Please transcribe the listing below in full and word for word, without its pictures.
================================
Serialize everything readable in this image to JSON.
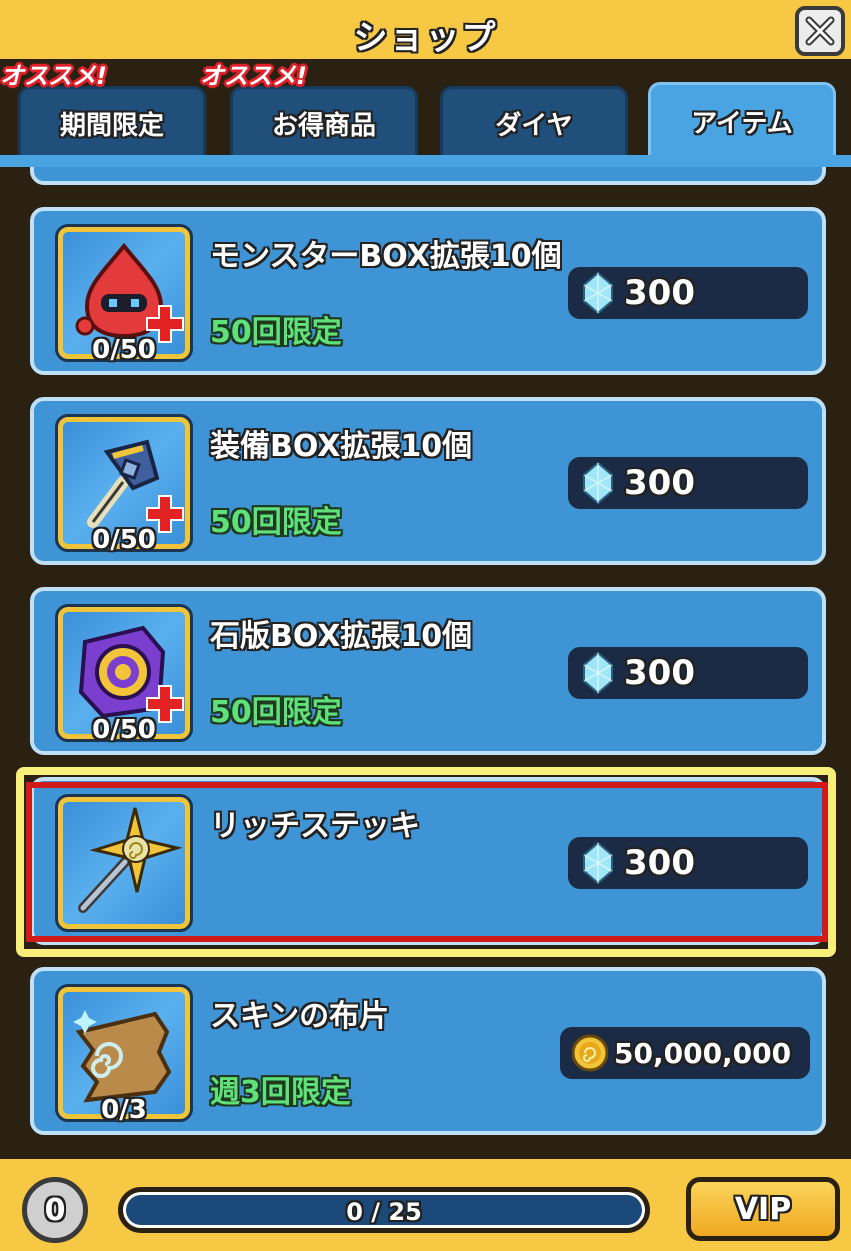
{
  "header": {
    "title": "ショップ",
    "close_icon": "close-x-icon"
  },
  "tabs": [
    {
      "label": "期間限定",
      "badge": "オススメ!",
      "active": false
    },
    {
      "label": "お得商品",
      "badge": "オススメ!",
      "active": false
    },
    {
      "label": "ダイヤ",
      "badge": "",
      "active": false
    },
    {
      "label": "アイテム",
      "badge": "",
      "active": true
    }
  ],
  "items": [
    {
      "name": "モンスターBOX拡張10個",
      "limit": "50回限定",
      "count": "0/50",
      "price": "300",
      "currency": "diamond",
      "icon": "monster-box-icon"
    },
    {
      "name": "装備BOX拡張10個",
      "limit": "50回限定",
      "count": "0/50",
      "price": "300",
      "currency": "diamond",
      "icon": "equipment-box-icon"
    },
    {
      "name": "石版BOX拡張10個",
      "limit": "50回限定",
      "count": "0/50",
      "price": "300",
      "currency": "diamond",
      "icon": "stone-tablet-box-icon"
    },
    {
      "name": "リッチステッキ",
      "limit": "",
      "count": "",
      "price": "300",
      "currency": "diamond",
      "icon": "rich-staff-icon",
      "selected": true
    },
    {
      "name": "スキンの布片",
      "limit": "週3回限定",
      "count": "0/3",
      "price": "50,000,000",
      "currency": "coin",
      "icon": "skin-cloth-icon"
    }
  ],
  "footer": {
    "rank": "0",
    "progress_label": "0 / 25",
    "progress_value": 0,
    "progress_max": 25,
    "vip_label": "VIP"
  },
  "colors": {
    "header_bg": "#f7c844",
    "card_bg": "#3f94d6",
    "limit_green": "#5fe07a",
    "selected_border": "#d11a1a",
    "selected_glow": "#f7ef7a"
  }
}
================================
• **Finished task**:
Serialize everything readable in this image to JSON.
{
  "header": {
    "title": "ショップ",
    "close_icon": "close-x-icon"
  },
  "tabs": [
    {
      "label": "期間限定",
      "badge": "オススメ!",
      "active": false
    },
    {
      "label": "お得商品",
      "badge": "オススメ!",
      "active": false
    },
    {
      "label": "ダイヤ",
      "badge": "",
      "active": false
    },
    {
      "label": "アイテム",
      "badge": "",
      "active": true
    }
  ],
  "items": [
    {
      "name": "モンスターBOX拡張10個",
      "limit": "50回限定",
      "count": "0/50",
      "price": "300",
      "currency": "diamond",
      "icon": "monster-box-icon"
    },
    {
      "name": "装備BOX拡張10個",
      "limit": "50回限定",
      "count": "0/50",
      "price": "300",
      "currency": "diamond",
      "icon": "equipment-box-icon"
    },
    {
      "name": "石版BOX拡張10個",
      "limit": "50回限定",
      "count": "0/50",
      "price": "300",
      "currency": "diamond",
      "icon": "stone-tablet-box-icon"
    },
    {
      "name": "リッチステッキ",
      "limit": "",
      "count": "",
      "price": "300",
      "currency": "diamond",
      "icon": "rich-staff-icon",
      "selected": true
    },
    {
      "name": "スキンの布片",
      "limit": "週3回限定",
      "count": "0/3",
      "price": "50,000,000",
      "currency": "coin",
      "icon": "skin-cloth-icon"
    }
  ],
  "footer": {
    "rank": "0",
    "progress_label": "0 / 25",
    "progress_value": 0,
    "progress_max": 25,
    "vip_label": "VIP"
  },
  "colors": {
    "header_bg": "#f7c844",
    "card_bg": "#3f94d6",
    "limit_green": "#5fe07a",
    "selected_border": "#d11a1a",
    "selected_glow": "#f7ef7a"
  }
}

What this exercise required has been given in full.